• Objective:
Below are some records; give them all again exactly, but not the pictures.

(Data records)
'''
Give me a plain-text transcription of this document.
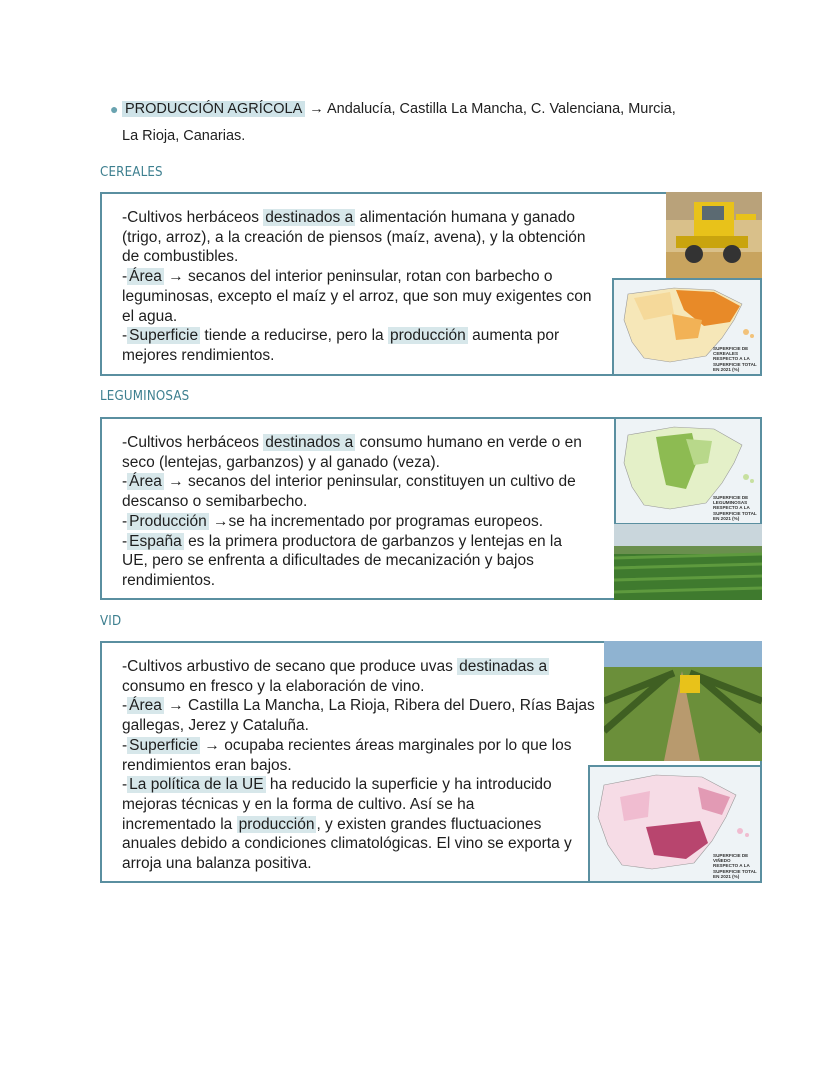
● PRODUCCIÓN AGRÍCOLA → Andalucía, Castilla La Mancha, C. Valenciana, Murcia,
La Rioja, Canarias.
CEREALES

-Cultivos herbáceos destinados a alimentación humana y ganado (trigo, arroz), a la creación de piensos (maíz, avena), y la obtención de combustibles.

- Área → secanos del interior peninsular, rotan con barbecho o leguminosas, excepto el maíz y el arroz, que son muy exigentes con el agua.

- Superficie tiende a reducirse, pero la producción aumenta por mejores rendimientos.	SUPERFICIE DE CEREALES RESPECTO A LA SUPERFICIE TOTAL EN 2021 (%)
LEGUMINOSAS

-Cultivos herbáceos destinados a consumo humano en verde o en seco (lentejas, garbanzos) y al ganado (veza).

- Área → secanos del interior peninsular, constituyen un cultivo de descanso o semibarbecho.

- Producción →se ha incrementado por programas europeos.

- España es la primera productora de garbanzos y lentejas en la UE, pero se enfrenta a dificultades de mecanización y bajos rendimientos.

SUPERFICIE DE LEGUMINOSAS RESPECTO A LA SUPERFICIE TOTAL EN 2021 (%)
VID

-Cultivos arbustivo de secano que produce uvas destinadas a consumo en fresco y la elaboración de vino.

- Área → Castilla La Mancha, La Rioja, Ribera del Duero, Rías Bajas gallegas, Jerez y Cataluña.

- Superficie → ocupaba recientes áreas marginales por lo que los rendimientos eran bajos.

- La política de la UE ha reducido la superficie y ha introducido mejoras técnicas y en la forma de cultivo. Así se ha incrementado la producción , y existen grandes fluctuaciones anuales debido a condiciones climatológicas. El vino se exporta y arroja una balanza positiva.	SUPERFICIE DE VIÑEDO RESPECTO A LA SUPERFICIE TOTAL EN 2021 (%)
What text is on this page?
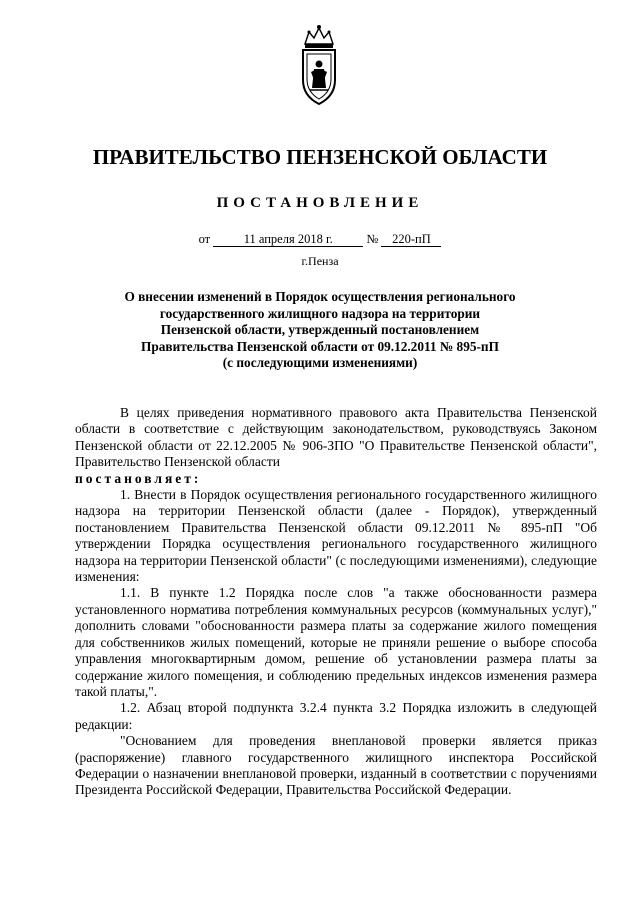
ПРАВИТЕЛЬСТВО ПЕНЗЕНСКОЙ ОБЛАСТИ
ПОСТАНОВЛЕНИЕ
от	11 апреля 2018 г.	№ 220-пП
г.Пенза
О внесении изменений в Порядок осуществления регионального
государственного жилищного надзора на территории
Пензенской области, утвержденный постановлением
Правительства Пензенской области от 09.12.2011 № 895-пП
(с последующими изменениями)

В целях приведения нормативного правового акта Правительства Пензенской области в соответствие с действующим законодательством, руководствуясь Законом Пензенской области от 22.12.2005 № 906-ЗПО "О Правительстве Пензенской области", Правительство Пензенской области

постановляет:

1. Внести в Порядок осуществления регионального государственного жилищного надзора на территории Пензенской области (далее - Порядок), утвержденный постановлением Правительства Пензенской области 09.12.2011 № 895-пП "Об утверждении Порядка осуществления регионального государственного жилищного надзора на территории Пензенской области" (с последующими изменениями), следующие изменения:

1.1. В пункте 1.2 Порядка после слов "а также обоснованности размера установленного норматива потребления коммунальных ресурсов (коммунальных услуг)," дополнить словами "обоснованности размера платы за содержание жилого помещения для собственников жилых помещений, которые не приняли решение о выборе способа управления многоквартирным домом, решение об установлении размера платы за содержание жилого помещения, и соблюдению предельных индексов изменения размера такой платы,".

1.2. Абзац второй подпункта 3.2.4 пункта 3.2 Порядка изложить в следующей редакции:

"Основанием для проведения внеплановой проверки является приказ (распоряжение) главного государственного жилищного инспектора Российской Федерации о назначении внеплановой проверки, изданный в соответствии с поручениями Президента Российской Федерации, Правительства Российской Федерации.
'''
• Completed task:
Give me a plain-text transcription of this document.
● PRODUCCIÓN AGRÍCOLA → Andalucía, Castilla La Mancha, C. Valenciana, Murcia,
La Rioja, Canarias.
CEREALES

-Cultivos herbáceos destinados a alimentación humana y ganado (trigo, arroz), a la creación de piensos (maíz, avena), y la obtención de combustibles.

- Área → secanos del interior peninsular, rotan con barbecho o leguminosas, excepto el maíz y el arroz, que son muy exigentes con el agua.

- Superficie tiende a reducirse, pero la producción aumenta por mejores rendimientos.	SUPERFICIE DE CEREALES RESPECTO A LA SUPERFICIE TOTAL EN 2021 (%)
LEGUMINOSAS

-Cultivos herbáceos destinados a consumo humano en verde o en seco (lentejas, garbanzos) y al ganado (veza).

- Área → secanos del interior peninsular, constituyen un cultivo de descanso o semibarbecho.

- Producción →se ha incrementado por programas europeos.

- España es la primera productora de garbanzos y lentejas en la UE, pero se enfrenta a dificultades de mecanización y bajos rendimientos.

SUPERFICIE DE LEGUMINOSAS RESPECTO A LA SUPERFICIE TOTAL EN 2021 (%)
VID

-Cultivos arbustivo de secano que produce uvas destinadas a consumo en fresco y la elaboración de vino.

- Área → Castilla La Mancha, La Rioja, Ribera del Duero, Rías Bajas gallegas, Jerez y Cataluña.

- Superficie → ocupaba recientes áreas marginales por lo que los rendimientos eran bajos.

- La política de la UE ha reducido la superficie y ha introducido mejoras técnicas y en la forma de cultivo. Así se ha incrementado la producción , y existen grandes fluctuaciones anuales debido a condiciones climatológicas. El vino se exporta y arroja una balanza positiva.	SUPERFICIE DE VIÑEDO RESPECTO A LA SUPERFICIE TOTAL EN 2021 (%)
What text is on this page?
ПРАВИТЕЛЬСТВО ПЕНЗЕНСКОЙ ОБЛАСТИ
ПОСТАНОВЛЕНИЕ
от	11 апреля 2018 г.	№ 220-пП
г.Пенза
О внесении изменений в Порядок осуществления регионального
государственного жилищного надзора на территории
Пензенской области, утвержденный постановлением
Правительства Пензенской области от 09.12.2011 № 895-пП
(с последующими изменениями)

В целях приведения нормативного правового акта Правительства Пензенской области в соответствие с действующим законодательством, руководствуясь Законом Пензенской области от 22.12.2005 № 906-ЗПО "О Правительстве Пензенской области", Правительство Пензенской области

постановляет:

1. Внести в Порядок осуществления регионального государственного жилищного надзора на территории Пензенской области (далее - Порядок), утвержденный постановлением Правительства Пензенской области 09.12.2011 № 895-пП "Об утверждении Порядка осуществления регионального государственного жилищного надзора на территории Пензенской области" (с последующими изменениями), следующие изменения:

1.1. В пункте 1.2 Порядка после слов "а также обоснованности размера установленного норматива потребления коммунальных ресурсов (коммунальных услуг)," дополнить словами "обоснованности размера платы за содержание жилого помещения для собственников жилых помещений, которые не приняли решение о выборе способа управления многоквартирным домом, решение об установлении размера платы за содержание жилого помещения, и соблюдению предельных индексов изменения размера такой платы,".

1.2. Абзац второй подпункта 3.2.4 пункта 3.2 Порядка изложить в следующей редакции:

"Основанием для проведения внеплановой проверки является приказ (распоряжение) главного государственного жилищного инспектора Российской Федерации о назначении внеплановой проверки, изданный в соответствии с поручениями Президента Российской Федерации, Правительства Российской Федерации.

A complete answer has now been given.